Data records

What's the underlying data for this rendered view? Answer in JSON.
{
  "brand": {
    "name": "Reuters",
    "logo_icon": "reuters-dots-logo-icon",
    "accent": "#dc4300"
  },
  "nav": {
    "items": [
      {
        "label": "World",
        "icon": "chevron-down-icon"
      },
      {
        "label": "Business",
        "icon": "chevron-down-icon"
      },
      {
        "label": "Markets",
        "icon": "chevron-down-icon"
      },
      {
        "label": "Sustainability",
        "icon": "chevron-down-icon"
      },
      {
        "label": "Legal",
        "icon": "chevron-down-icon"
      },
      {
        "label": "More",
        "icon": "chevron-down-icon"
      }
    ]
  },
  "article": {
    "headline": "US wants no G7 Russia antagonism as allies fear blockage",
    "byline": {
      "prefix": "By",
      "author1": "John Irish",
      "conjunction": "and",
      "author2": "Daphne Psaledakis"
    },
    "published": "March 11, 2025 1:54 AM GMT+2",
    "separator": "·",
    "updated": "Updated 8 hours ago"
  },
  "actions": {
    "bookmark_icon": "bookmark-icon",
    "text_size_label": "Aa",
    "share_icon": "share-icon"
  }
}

# Given instruction
From the first line to the last, please quote the material above exactly.

# Problem solution
What's the underlying data for this rendered view? Answer in JSON.
{
  "brand": {
    "name": "Reuters",
    "logo_icon": "reuters-dots-logo-icon",
    "accent": "#dc4300"
  },
  "nav": {
    "items": [
      {
        "label": "World",
        "icon": "chevron-down-icon"
      },
      {
        "label": "Business",
        "icon": "chevron-down-icon"
      },
      {
        "label": "Markets",
        "icon": "chevron-down-icon"
      },
      {
        "label": "Sustainability",
        "icon": "chevron-down-icon"
      },
      {
        "label": "Legal",
        "icon": "chevron-down-icon"
      },
      {
        "label": "More",
        "icon": "chevron-down-icon"
      }
    ]
  },
  "article": {
    "headline": "US wants no G7 Russia antagonism as allies fear blockage",
    "byline": {
      "prefix": "By",
      "author1": "John Irish",
      "conjunction": "and",
      "author2": "Daphne Psaledakis"
    },
    "published": "March 11, 2025 1:54 AM GMT+2",
    "separator": "·",
    "updated": "Updated 8 hours ago"
  },
  "actions": {
    "bookmark_icon": "bookmark-icon",
    "text_size_label": "Aa",
    "share_icon": "share-icon"
  }
}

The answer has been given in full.